▶ [Task prompt] Find how many lines of the listing below include the word "dashed", then report the number by itself.

▶ [Structured figure records]
-*-

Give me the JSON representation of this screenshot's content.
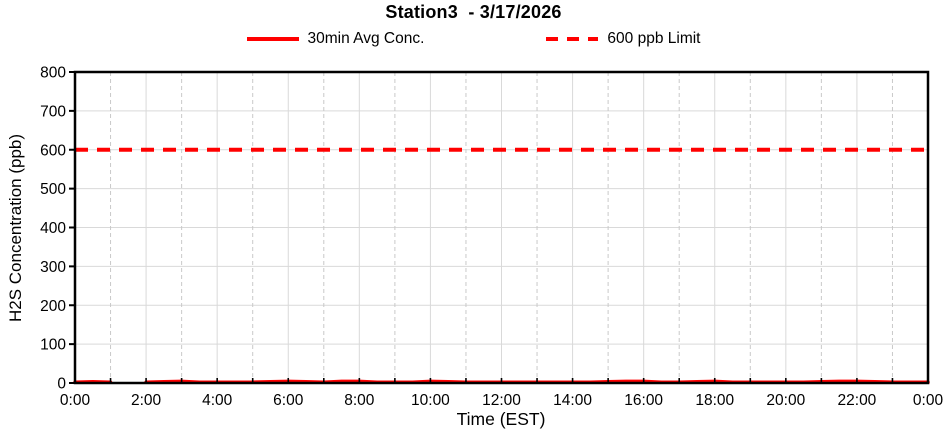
{
  "chart_data": {
    "type": "line",
    "title": "Station3  - 3/17/2026",
    "xlabel": "Time (EST)",
    "ylabel": "H2S Concentration (ppb)",
    "ylim": [
      0,
      800
    ],
    "ytick_interval": 100,
    "ytick_labels": [
      "0",
      "100",
      "200",
      "300",
      "400",
      "500",
      "600",
      "700",
      "800"
    ],
    "x_total_hours": 24,
    "x_major_every_hours": 2,
    "xtick_labels": [
      "0:00",
      "2:00",
      "4:00",
      "6:00",
      "8:00",
      "10:00",
      "12:00",
      "14:00",
      "16:00",
      "18:00",
      "20:00",
      "22:00",
      "0:00"
    ],
    "grid": {
      "horizontal": "solid",
      "vertical_major": "solid",
      "vertical_minor": "dashed"
    },
    "legend_position": "top",
    "colors": {
      "series_red": "#FF0000",
      "grid_major": "#D9D9D9",
      "grid_minor": "#C9C9C9",
      "axis": "#000000",
      "text": "#000000",
      "background": "#FFFFFF"
    },
    "series": [
      {
        "name": "30min Avg Conc.",
        "style": "solid",
        "color": "#FF0000",
        "note": "near-zero values all day; data gap between 1:00 and 2:00",
        "x_hours": [
          0,
          0.5,
          1,
          1.5,
          2,
          2.5,
          3,
          3.5,
          4,
          4.5,
          5,
          5.5,
          6,
          6.5,
          7,
          7.5,
          8,
          8.5,
          9,
          9.5,
          10,
          10.5,
          11,
          11.5,
          12,
          12.5,
          13,
          13.5,
          14,
          14.5,
          15,
          15.5,
          16,
          16.5,
          17,
          17.5,
          18,
          18.5,
          19,
          19.5,
          20,
          20.5,
          21,
          21.5,
          22,
          22.5,
          23,
          23.5,
          24
        ],
        "y_ppb": [
          2,
          3,
          2,
          null,
          2,
          3,
          4,
          2,
          2,
          2,
          2,
          3,
          4,
          3,
          2,
          4,
          4,
          2,
          2,
          2,
          4,
          3,
          2,
          2,
          2,
          2,
          2,
          2,
          2,
          2,
          3,
          4,
          4,
          2,
          2,
          3,
          4,
          2,
          2,
          2,
          2,
          2,
          3,
          4,
          4,
          3,
          2,
          2,
          2
        ]
      },
      {
        "name": "600 ppb Limit",
        "style": "dashed",
        "color": "#FF0000",
        "y_ppb": 600
      }
    ]
  }
}
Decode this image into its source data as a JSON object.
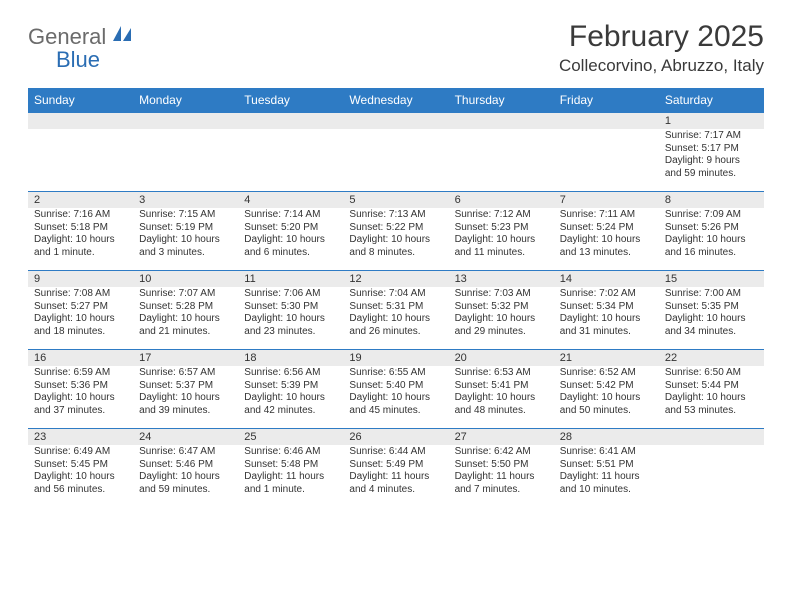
{
  "logo": {
    "word1": "General",
    "word2": "Blue"
  },
  "header": {
    "month_title": "February 2025",
    "location": "Collecorvino, Abruzzo, Italy"
  },
  "day_names": [
    "Sunday",
    "Monday",
    "Tuesday",
    "Wednesday",
    "Thursday",
    "Friday",
    "Saturday"
  ],
  "colors": {
    "header_bar": "#2e7bc4",
    "day_number_bg": "#ebebeb",
    "row_divider": "#2e7bc4",
    "text": "#333333",
    "title_text": "#3a3a3a",
    "logo_gray": "#6b6b6b",
    "logo_blue": "#2a6db3"
  },
  "weeks": [
    [
      null,
      null,
      null,
      null,
      null,
      null,
      {
        "n": "1",
        "sunrise": "Sunrise: 7:17 AM",
        "sunset": "Sunset: 5:17 PM",
        "daylight": "Daylight: 9 hours and 59 minutes."
      }
    ],
    [
      {
        "n": "2",
        "sunrise": "Sunrise: 7:16 AM",
        "sunset": "Sunset: 5:18 PM",
        "daylight": "Daylight: 10 hours and 1 minute."
      },
      {
        "n": "3",
        "sunrise": "Sunrise: 7:15 AM",
        "sunset": "Sunset: 5:19 PM",
        "daylight": "Daylight: 10 hours and 3 minutes."
      },
      {
        "n": "4",
        "sunrise": "Sunrise: 7:14 AM",
        "sunset": "Sunset: 5:20 PM",
        "daylight": "Daylight: 10 hours and 6 minutes."
      },
      {
        "n": "5",
        "sunrise": "Sunrise: 7:13 AM",
        "sunset": "Sunset: 5:22 PM",
        "daylight": "Daylight: 10 hours and 8 minutes."
      },
      {
        "n": "6",
        "sunrise": "Sunrise: 7:12 AM",
        "sunset": "Sunset: 5:23 PM",
        "daylight": "Daylight: 10 hours and 11 minutes."
      },
      {
        "n": "7",
        "sunrise": "Sunrise: 7:11 AM",
        "sunset": "Sunset: 5:24 PM",
        "daylight": "Daylight: 10 hours and 13 minutes."
      },
      {
        "n": "8",
        "sunrise": "Sunrise: 7:09 AM",
        "sunset": "Sunset: 5:26 PM",
        "daylight": "Daylight: 10 hours and 16 minutes."
      }
    ],
    [
      {
        "n": "9",
        "sunrise": "Sunrise: 7:08 AM",
        "sunset": "Sunset: 5:27 PM",
        "daylight": "Daylight: 10 hours and 18 minutes."
      },
      {
        "n": "10",
        "sunrise": "Sunrise: 7:07 AM",
        "sunset": "Sunset: 5:28 PM",
        "daylight": "Daylight: 10 hours and 21 minutes."
      },
      {
        "n": "11",
        "sunrise": "Sunrise: 7:06 AM",
        "sunset": "Sunset: 5:30 PM",
        "daylight": "Daylight: 10 hours and 23 minutes."
      },
      {
        "n": "12",
        "sunrise": "Sunrise: 7:04 AM",
        "sunset": "Sunset: 5:31 PM",
        "daylight": "Daylight: 10 hours and 26 minutes."
      },
      {
        "n": "13",
        "sunrise": "Sunrise: 7:03 AM",
        "sunset": "Sunset: 5:32 PM",
        "daylight": "Daylight: 10 hours and 29 minutes."
      },
      {
        "n": "14",
        "sunrise": "Sunrise: 7:02 AM",
        "sunset": "Sunset: 5:34 PM",
        "daylight": "Daylight: 10 hours and 31 minutes."
      },
      {
        "n": "15",
        "sunrise": "Sunrise: 7:00 AM",
        "sunset": "Sunset: 5:35 PM",
        "daylight": "Daylight: 10 hours and 34 minutes."
      }
    ],
    [
      {
        "n": "16",
        "sunrise": "Sunrise: 6:59 AM",
        "sunset": "Sunset: 5:36 PM",
        "daylight": "Daylight: 10 hours and 37 minutes."
      },
      {
        "n": "17",
        "sunrise": "Sunrise: 6:57 AM",
        "sunset": "Sunset: 5:37 PM",
        "daylight": "Daylight: 10 hours and 39 minutes."
      },
      {
        "n": "18",
        "sunrise": "Sunrise: 6:56 AM",
        "sunset": "Sunset: 5:39 PM",
        "daylight": "Daylight: 10 hours and 42 minutes."
      },
      {
        "n": "19",
        "sunrise": "Sunrise: 6:55 AM",
        "sunset": "Sunset: 5:40 PM",
        "daylight": "Daylight: 10 hours and 45 minutes."
      },
      {
        "n": "20",
        "sunrise": "Sunrise: 6:53 AM",
        "sunset": "Sunset: 5:41 PM",
        "daylight": "Daylight: 10 hours and 48 minutes."
      },
      {
        "n": "21",
        "sunrise": "Sunrise: 6:52 AM",
        "sunset": "Sunset: 5:42 PM",
        "daylight": "Daylight: 10 hours and 50 minutes."
      },
      {
        "n": "22",
        "sunrise": "Sunrise: 6:50 AM",
        "sunset": "Sunset: 5:44 PM",
        "daylight": "Daylight: 10 hours and 53 minutes."
      }
    ],
    [
      {
        "n": "23",
        "sunrise": "Sunrise: 6:49 AM",
        "sunset": "Sunset: 5:45 PM",
        "daylight": "Daylight: 10 hours and 56 minutes."
      },
      {
        "n": "24",
        "sunrise": "Sunrise: 6:47 AM",
        "sunset": "Sunset: 5:46 PM",
        "daylight": "Daylight: 10 hours and 59 minutes."
      },
      {
        "n": "25",
        "sunrise": "Sunrise: 6:46 AM",
        "sunset": "Sunset: 5:48 PM",
        "daylight": "Daylight: 11 hours and 1 minute."
      },
      {
        "n": "26",
        "sunrise": "Sunrise: 6:44 AM",
        "sunset": "Sunset: 5:49 PM",
        "daylight": "Daylight: 11 hours and 4 minutes."
      },
      {
        "n": "27",
        "sunrise": "Sunrise: 6:42 AM",
        "sunset": "Sunset: 5:50 PM",
        "daylight": "Daylight: 11 hours and 7 minutes."
      },
      {
        "n": "28",
        "sunrise": "Sunrise: 6:41 AM",
        "sunset": "Sunset: 5:51 PM",
        "daylight": "Daylight: 11 hours and 10 minutes."
      },
      null
    ]
  ]
}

-*-

▶ [Problem solution] 2